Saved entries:
⟨
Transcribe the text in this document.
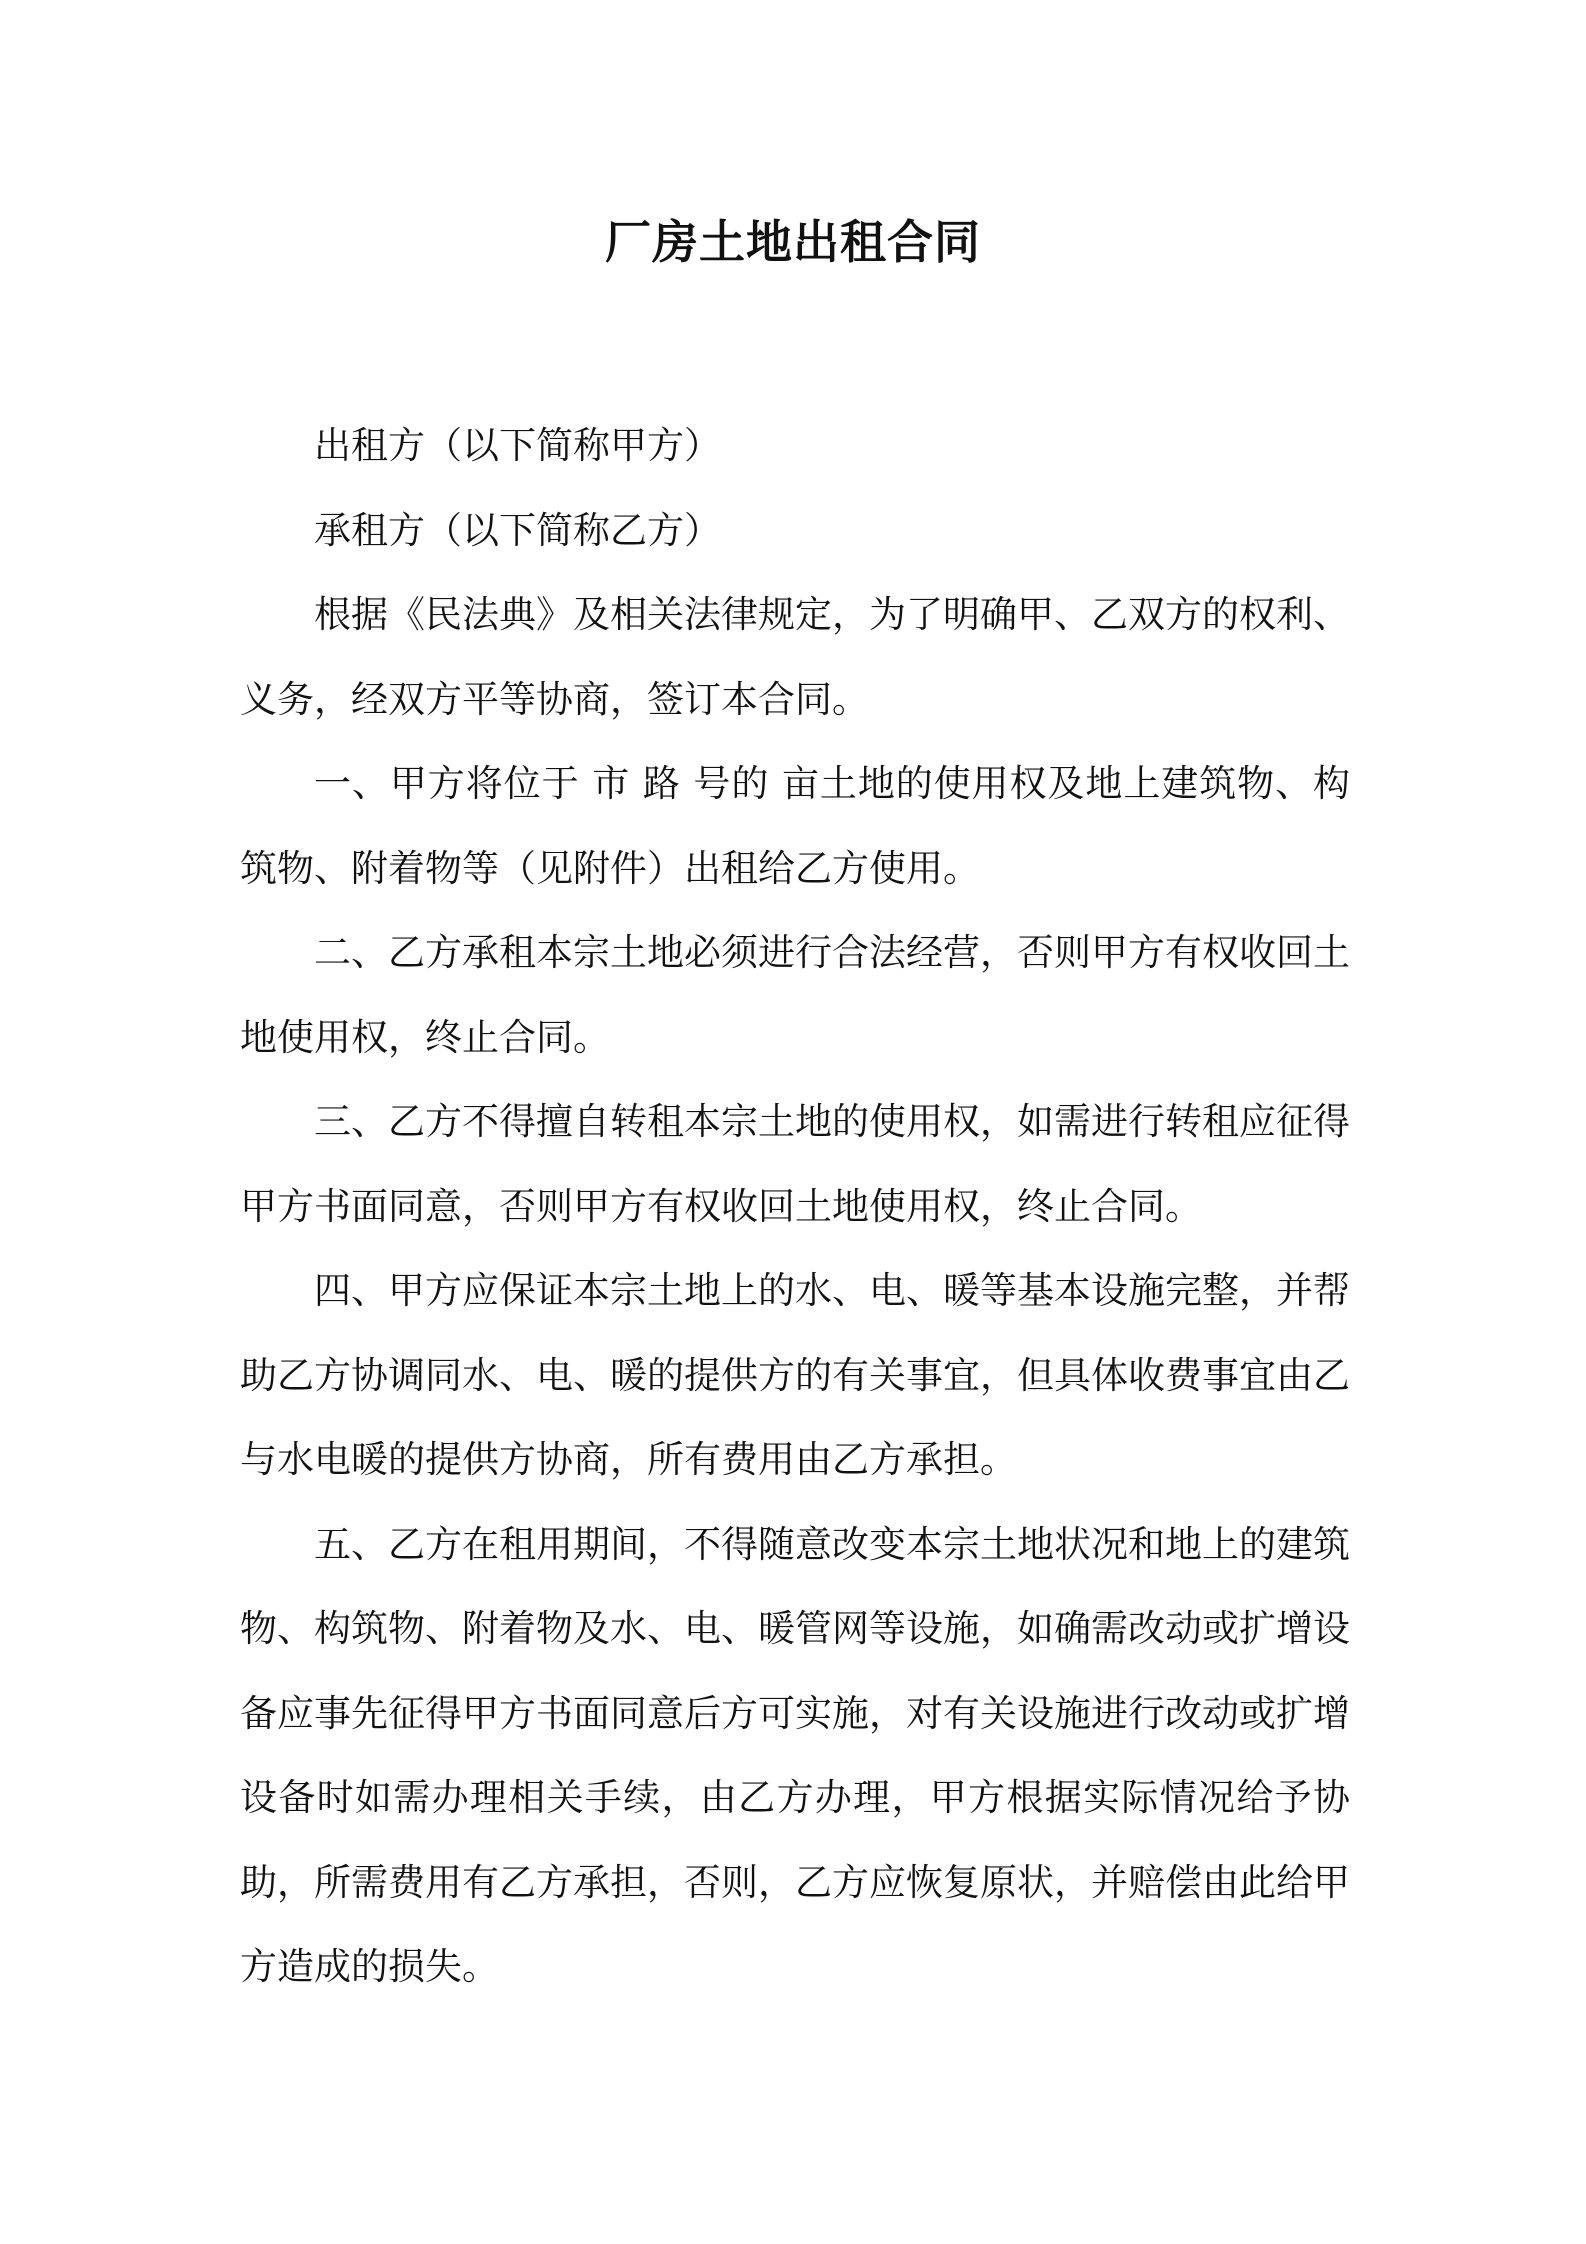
厂房土地出租合同

出租方（以下简称甲方）

承租方（以下简称乙方）

根据《民法典》及相关法律规定，为了明确甲、乙双方的权利、义务，经双方平等协商，签订本合同。

一、甲方将位于 市 路 号的 亩土地的使用权及地上建筑物、构筑物、附着物等（见附件）出租给乙方使用。

二、乙方承租本宗土地必须进行合法经营，否则甲方有权收回土地使用权，终止合同。

三、乙方不得擅自转租本宗土地的使用权，如需进行转租应征得甲方书面同意，否则甲方有权收回土地使用权，终止合同。

四、甲方应保证本宗土地上的水、电、暖等基本设施完整，并帮助乙方协调同水、电、暖的提供方的有关事宜，但具体收费事宜由乙与水电暖的提供方协商，所有费用由乙方承担。

五、乙方在租用期间，不得随意改变本宗土地状况和地上的建筑物、构筑物、附着物及水、电、暖管网等设施，如确需改动或扩增设备应事先征得甲方书面同意后方可实施，对有关设施进行改动或扩增设备时如需办理相关手续，由乙方办理，甲方根据实际情况给予协助，所需费用有乙方承担，否则，乙方应恢复原状，并赔偿由此给甲方造成的损失。
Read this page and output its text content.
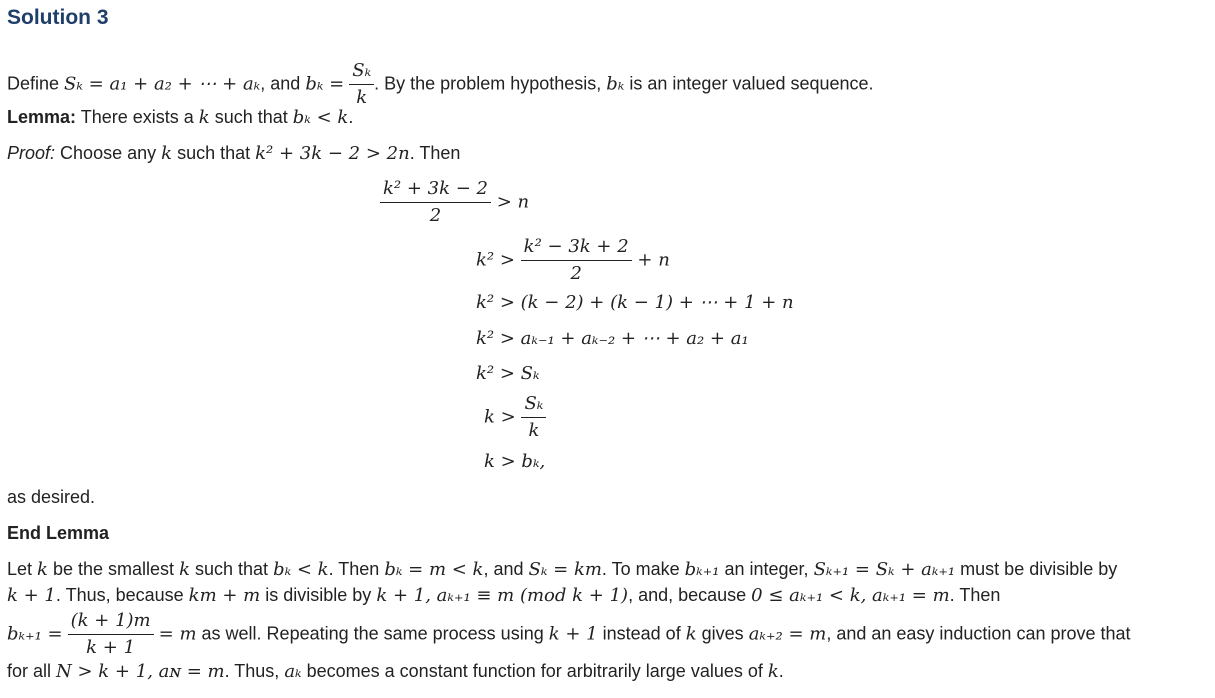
Solution 3
Define Sₖ = a₁ + a₂ + ⋯ + aₖ, and $b_k = \frac{\text{Sₖ}}{k}$ . By the problem hypothesis, bₖ is an integer valued sequence.
Lemma: There exists a k such that bₖ < k.
Proof: Choose any k such that k² + 3k − 2 > 2n. Then
$\frac{\text{k² + 3k − 2}}{2} > n$
$k^2 > \frac{\text{k² − 3k + 2}}{2} + n$
k² > (k − 2) + (k − 1) + ⋯ + 1 + n
k² > aₖ₋₁ + aₖ₋₂ + ⋯ + a₂ + a₁
k² > Sₖ
$k > \frac{\text{Sₖ}}{k}$
k > bₖ,
as desired.
End Lemma
Let k be the smallest k such that bₖ < k. Then bₖ = m < k, and Sₖ = km. To make bₖ₊₁ an integer, Sₖ₊₁ = Sₖ + aₖ₊₁ must be divisible by
k + 1. Thus, because km + m is divisible by k + 1, aₖ₊₁ ≡ m (mod k + 1), and, because 0 ≤ aₖ₊₁ < k, aₖ₊₁ = m. Then
$b_{k+1} = \frac{(k + 1)m}{k + 1} = m$ as well. Repeating the same process using k + 1 instead of k gives aₖ₊₂ = m, and an easy induction can prove that
for all N > k + 1, aɴ = m. Thus, aₖ becomes a constant function for arbitrarily large values of k.
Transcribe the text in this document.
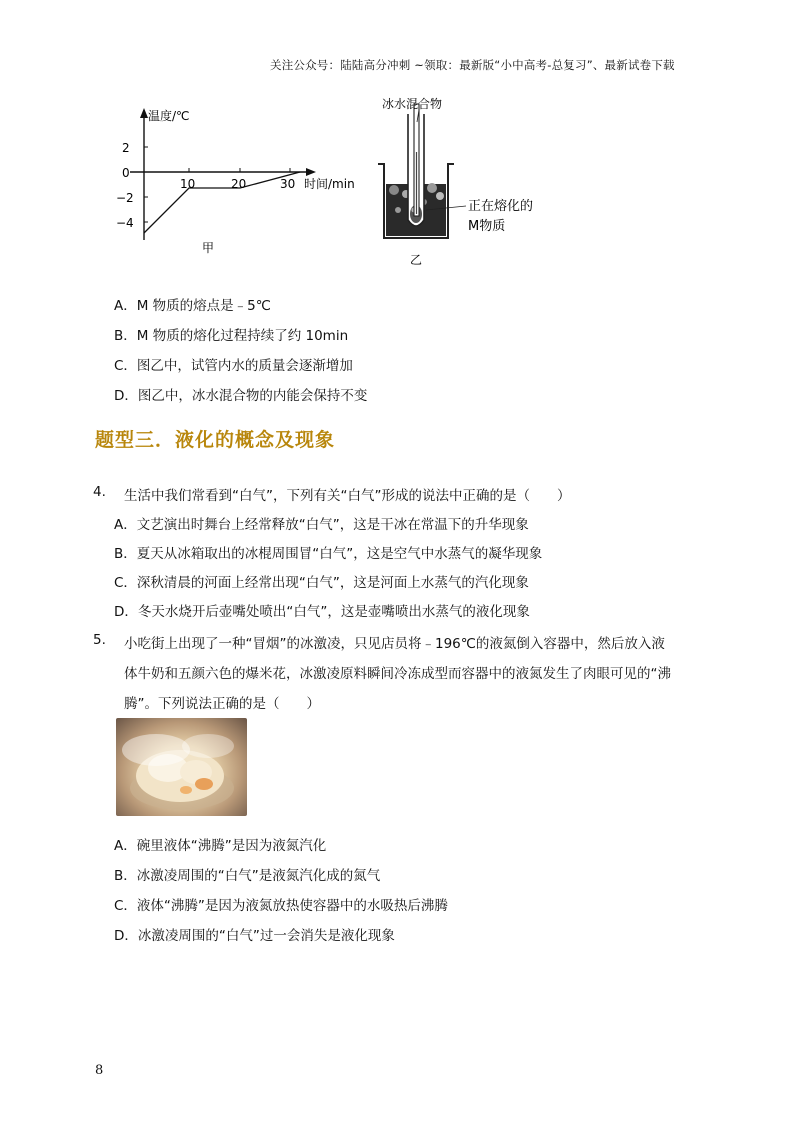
关注公众号：陆陆高分冲刺 ~领取：最新版“小中高考-总复习”、最新试卷下载
温度/℃
2
0
−2
−4
10	20	30 时间/min
甲
冰水混合物
正在熔化的
M物质
乙
A．M 物质的熔点是﹣5℃
B．M 物质的熔化过程持续了约 10min
C．图乙中，试管内水的质量会逐渐增加
D．图乙中，冰水混合物的内能会保持不变
题型三．液化的概念及现象
4. 生活中我们常看到“白气”，下列有关“白气”形成的说法中正确的是（　　）
A．文艺演出时舞台上经常释放“白气”，这是干冰在常温下的升华现象
B．夏天从冰箱取出的冰棍周围冒“白气”，这是空气中水蒸气的凝华现象
C．深秋清晨的河面上经常出现“白气”，这是河面上水蒸气的汽化现象
D．冬天水烧开后壶嘴处喷出“白气”，这是壶嘴喷出水蒸气的液化现象
5. 小吃街上出现了一种“冒烟”的冰激凌，只见店员将﹣196℃的液氮倒入容器中，然后放入液
体牛奶和五颜六色的爆米花，冰激凌原料瞬间冷冻成型而容器中的液氮发生了肉眼可见的“沸
腾”。下列说法正确的是（　　）
A．碗里液体“沸腾”是因为液氮汽化
B．冰激凌周围的“白气”是液氮汽化成的氮气
C．液体“沸腾”是因为液氮放热使容器中的水吸热后沸腾
D．冰激凌周围的“白气”过一会消失是液化现象
8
⟩
**TASK GOAL**
Give back all entries exactly. No pictures belong in the copy.

**REPLY TO THE EXERCISE**
Transcribe the text in this document.
厂房土地出租合同

出租方（以下简称甲方）

承租方（以下简称乙方）

根据《民法典》及相关法律规定，为了明确甲、乙双方的权利、义务，经双方平等协商，签订本合同。

一、甲方将位于 市 路 号的 亩土地的使用权及地上建筑物、构筑物、附着物等（见附件）出租给乙方使用。

二、乙方承租本宗土地必须进行合法经营，否则甲方有权收回土地使用权，终止合同。

三、乙方不得擅自转租本宗土地的使用权，如需进行转租应征得甲方书面同意，否则甲方有权收回土地使用权，终止合同。

四、甲方应保证本宗土地上的水、电、暖等基本设施完整，并帮助乙方协调同水、电、暖的提供方的有关事宜，但具体收费事宜由乙与水电暖的提供方协商，所有费用由乙方承担。

五、乙方在租用期间，不得随意改变本宗土地状况和地上的建筑物、构筑物、附着物及水、电、暖管网等设施，如确需改动或扩增设备应事先征得甲方书面同意后方可实施，对有关设施进行改动或扩增设备时如需办理相关手续，由乙方办理，甲方根据实际情况给予协助，所需费用有乙方承担，否则，乙方应恢复原状，并赔偿由此给甲方造成的损失。
Read this page and output its text content.
Solution 3
Define Sₖ = a₁ + a₂ + ⋯ + aₖ, and $b_k = \frac{\text{Sₖ}}{k}$ . By the problem hypothesis, bₖ is an integer valued sequence.
Lemma: There exists a k such that bₖ < k.
Proof: Choose any k such that k² + 3k − 2 > 2n. Then
$\frac{\text{k² + 3k − 2}}{2} > n$
$k^2 > \frac{\text{k² − 3k + 2}}{2} + n$
k² > (k − 2) + (k − 1) + ⋯ + 1 + n
k² > aₖ₋₁ + aₖ₋₂ + ⋯ + a₂ + a₁
k² > Sₖ
$k > \frac{\text{Sₖ}}{k}$
k > bₖ,
as desired.
End Lemma
Let k be the smallest k such that bₖ < k. Then bₖ = m < k, and Sₖ = km. To make bₖ₊₁ an integer, Sₖ₊₁ = Sₖ + aₖ₊₁ must be divisible by
k + 1. Thus, because km + m is divisible by k + 1, aₖ₊₁ ≡ m (mod k + 1), and, because 0 ≤ aₖ₊₁ < k, aₖ₊₁ = m. Then
$b_{k+1} = \frac{(k + 1)m}{k + 1} = m$ as well. Repeating the same process using k + 1 instead of k gives aₖ₊₂ = m, and an easy induction can prove that
for all N > k + 1, aɴ = m. Thus, aₖ becomes a constant function for arbitrarily large values of k.
Transcribe the text in this document.
关注公众号：陆陆高分冲刺 ~领取：最新版“小中高考-总复习”、最新试卷下载
温度/℃
2
0
−2
−4
10	20	30 时间/min
甲
冰水混合物
正在熔化的
M物质
乙
A．M 物质的熔点是﹣5℃
B．M 物质的熔化过程持续了约 10min
C．图乙中，试管内水的质量会逐渐增加
D．图乙中，冰水混合物的内能会保持不变
题型三．液化的概念及现象
4. 生活中我们常看到“白气”，下列有关“白气”形成的说法中正确的是（　　）
A．文艺演出时舞台上经常释放“白气”，这是干冰在常温下的升华现象
B．夏天从冰箱取出的冰棍周围冒“白气”，这是空气中水蒸气的凝华现象
C．深秋清晨的河面上经常出现“白气”，这是河面上水蒸气的汽化现象
D．冬天水烧开后壶嘴处喷出“白气”，这是壶嘴喷出水蒸气的液化现象
5. 小吃街上出现了一种“冒烟”的冰激凌，只见店员将﹣196℃的液氮倒入容器中，然后放入液
体牛奶和五颜六色的爆米花，冰激凌原料瞬间冷冻成型而容器中的液氮发生了肉眼可见的“沸
腾”。下列说法正确的是（　　）
A．碗里液体“沸腾”是因为液氮汽化
B．冰激凌周围的“白气”是液氮汽化成的氮气
C．液体“沸腾”是因为液氮放热使容器中的水吸热后沸腾
D．冰激凌周围的“白气”过一会消失是液化现象
8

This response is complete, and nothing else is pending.